> **Supplied entries**:
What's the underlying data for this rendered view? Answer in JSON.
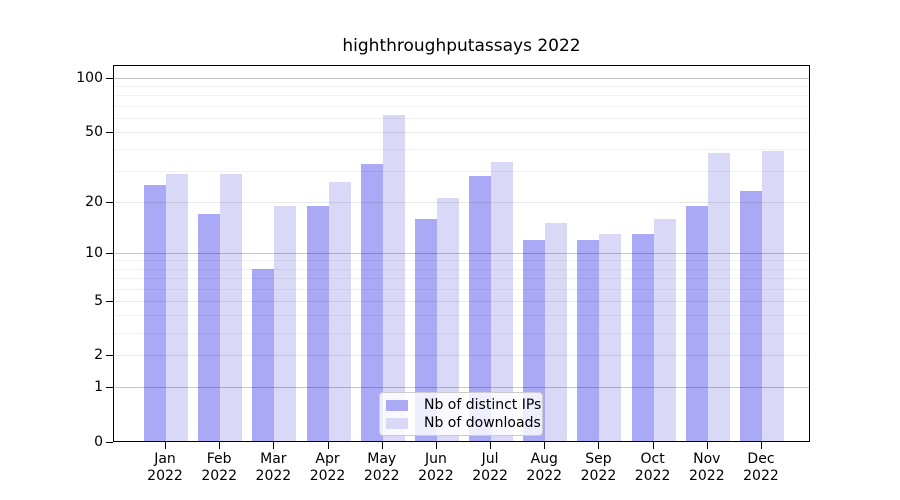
{
  "chart_data": {
    "type": "bar",
    "title": "highthroughputassays 2022",
    "categories": [
      "Jan 2022",
      "Feb 2022",
      "Mar 2022",
      "Apr 2022",
      "May 2022",
      "Jun 2022",
      "Jul 2022",
      "Aug 2022",
      "Sep 2022",
      "Oct 2022",
      "Nov 2022",
      "Dec 2022"
    ],
    "series": [
      {
        "name": "Nb of distinct IPs",
        "color": "#a9a9f5",
        "values": [
          25,
          17,
          8,
          19,
          33,
          16,
          28,
          12,
          12,
          13,
          19,
          23
        ]
      },
      {
        "name": "Nb of downloads",
        "color": "#d9d9f7",
        "values": [
          29,
          29,
          19,
          26,
          62,
          21,
          34,
          15,
          13,
          16,
          38,
          39
        ]
      }
    ],
    "xlabel": "",
    "ylabel": "",
    "yscale": "log1p",
    "ylim": [
      0,
      119
    ],
    "y_ticks": [
      0,
      1,
      2,
      5,
      10,
      20,
      50,
      100
    ],
    "grid": {
      "on": true,
      "decade_lines": [
        1,
        10,
        100
      ],
      "mid_lines": [
        2,
        5,
        20,
        50
      ],
      "minor_lines": [
        3,
        4,
        6,
        7,
        8,
        9,
        30,
        40,
        60,
        70,
        80,
        90
      ]
    },
    "legend_position": "lower center",
    "colors": {
      "background": "#ffffff",
      "axis": "#000000",
      "grid_decade": "#c8c8c8",
      "grid_minor": "#ededed",
      "legend_border": "#cccccc"
    }
  }
}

> **Work order**: Quote each record exactly as it stands, minus the pictures.

> **Finished exercise**:
What's the underlying data for this rendered view? Answer in JSON.
{
  "chart_data": {
    "type": "bar",
    "title": "highthroughputassays 2022",
    "categories": [
      "Jan 2022",
      "Feb 2022",
      "Mar 2022",
      "Apr 2022",
      "May 2022",
      "Jun 2022",
      "Jul 2022",
      "Aug 2022",
      "Sep 2022",
      "Oct 2022",
      "Nov 2022",
      "Dec 2022"
    ],
    "series": [
      {
        "name": "Nb of distinct IPs",
        "color": "#a9a9f5",
        "values": [
          25,
          17,
          8,
          19,
          33,
          16,
          28,
          12,
          12,
          13,
          19,
          23
        ]
      },
      {
        "name": "Nb of downloads",
        "color": "#d9d9f7",
        "values": [
          29,
          29,
          19,
          26,
          62,
          21,
          34,
          15,
          13,
          16,
          38,
          39
        ]
      }
    ],
    "xlabel": "",
    "ylabel": "",
    "yscale": "log1p",
    "ylim": [
      0,
      119
    ],
    "y_ticks": [
      0,
      1,
      2,
      5,
      10,
      20,
      50,
      100
    ],
    "grid": {
      "on": true,
      "decade_lines": [
        1,
        10,
        100
      ],
      "mid_lines": [
        2,
        5,
        20,
        50
      ],
      "minor_lines": [
        3,
        4,
        6,
        7,
        8,
        9,
        30,
        40,
        60,
        70,
        80,
        90
      ]
    },
    "legend_position": "lower center",
    "colors": {
      "background": "#ffffff",
      "axis": "#000000",
      "grid_decade": "#c8c8c8",
      "grid_minor": "#ededed",
      "legend_border": "#cccccc"
    }
  }
}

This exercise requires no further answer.